## WORK TO BE COMPLETED:
Repeat the listing below in full, exactly as it stands.

## DATASET CONTENT:
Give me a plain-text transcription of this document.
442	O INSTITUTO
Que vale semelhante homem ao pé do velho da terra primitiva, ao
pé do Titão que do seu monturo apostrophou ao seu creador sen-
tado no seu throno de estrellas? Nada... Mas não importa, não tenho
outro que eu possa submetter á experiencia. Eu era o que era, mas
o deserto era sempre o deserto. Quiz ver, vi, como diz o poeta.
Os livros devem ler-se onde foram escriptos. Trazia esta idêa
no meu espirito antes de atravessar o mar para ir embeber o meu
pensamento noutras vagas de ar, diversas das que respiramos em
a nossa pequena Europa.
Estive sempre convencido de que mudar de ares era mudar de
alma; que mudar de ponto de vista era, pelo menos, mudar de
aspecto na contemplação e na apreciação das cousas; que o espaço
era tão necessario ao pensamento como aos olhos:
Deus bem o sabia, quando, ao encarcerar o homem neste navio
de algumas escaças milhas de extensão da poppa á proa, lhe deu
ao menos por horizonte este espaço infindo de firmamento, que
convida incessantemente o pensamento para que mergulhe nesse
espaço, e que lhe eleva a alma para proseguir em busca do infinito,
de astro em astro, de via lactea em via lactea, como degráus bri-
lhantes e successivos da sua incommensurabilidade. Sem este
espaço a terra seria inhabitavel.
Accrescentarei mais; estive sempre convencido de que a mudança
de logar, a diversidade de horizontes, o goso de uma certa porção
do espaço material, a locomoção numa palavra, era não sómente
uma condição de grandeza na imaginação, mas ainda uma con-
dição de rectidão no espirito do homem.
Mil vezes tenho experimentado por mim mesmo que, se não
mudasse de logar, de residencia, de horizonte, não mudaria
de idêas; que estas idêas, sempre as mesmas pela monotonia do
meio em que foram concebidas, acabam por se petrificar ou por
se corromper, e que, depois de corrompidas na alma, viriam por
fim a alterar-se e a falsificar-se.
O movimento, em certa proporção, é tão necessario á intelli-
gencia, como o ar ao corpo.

## COMPLETED TASK:
Give me a plain-text transcription of this document.
442	O INSTITUTO
Que vale semelhante homem ao pé do velho da terra primitiva, ao
pé do Titão que do seu monturo apostrophou ao seu creador sen-
tado no seu throno de estrellas? Nada... Mas não importa, não tenho
outro que eu possa submetter á experiencia. Eu era o que era, mas
o deserto era sempre o deserto. Quiz ver, vi, como diz o poeta.
Os livros devem ler-se onde foram escriptos. Trazia esta idêa
no meu espirito antes de atravessar o mar para ir embeber o meu
pensamento noutras vagas de ar, diversas das que respiramos em
a nossa pequena Europa.
Estive sempre convencido de que mudar de ares era mudar de
alma; que mudar de ponto de vista era, pelo menos, mudar de
aspecto na contemplação e na apreciação das cousas; que o espaço
era tão necessario ao pensamento como aos olhos:
Deus bem o sabia, quando, ao encarcerar o homem neste navio
de algumas escaças milhas de extensão da poppa á proa, lhe deu
ao menos por horizonte este espaço infindo de firmamento, que
convida incessantemente o pensamento para que mergulhe nesse
espaço, e que lhe eleva a alma para proseguir em busca do infinito,
de astro em astro, de via lactea em via lactea, como degráus bri-
lhantes e successivos da sua incommensurabilidade. Sem este
espaço a terra seria inhabitavel.
Accrescentarei mais; estive sempre convencido de que a mudança
de logar, a diversidade de horizontes, o goso de uma certa porção
do espaço material, a locomoção numa palavra, era não sómente
uma condição de grandeza na imaginação, mas ainda uma con-
dição de rectidão no espirito do homem.
Mil vezes tenho experimentado por mim mesmo que, se não
mudasse de logar, de residencia, de horizonte, não mudaria
de idêas; que estas idêas, sempre as mesmas pela monotonia do
meio em que foram concebidas, acabam por se petrificar ou por
se corromper, e que, depois de corrompidas na alma, viriam por
fim a alterar-se e a falsificar-se.
O movimento, em certa proporção, é tão necessario á intelli-
gencia, como o ar ao corpo.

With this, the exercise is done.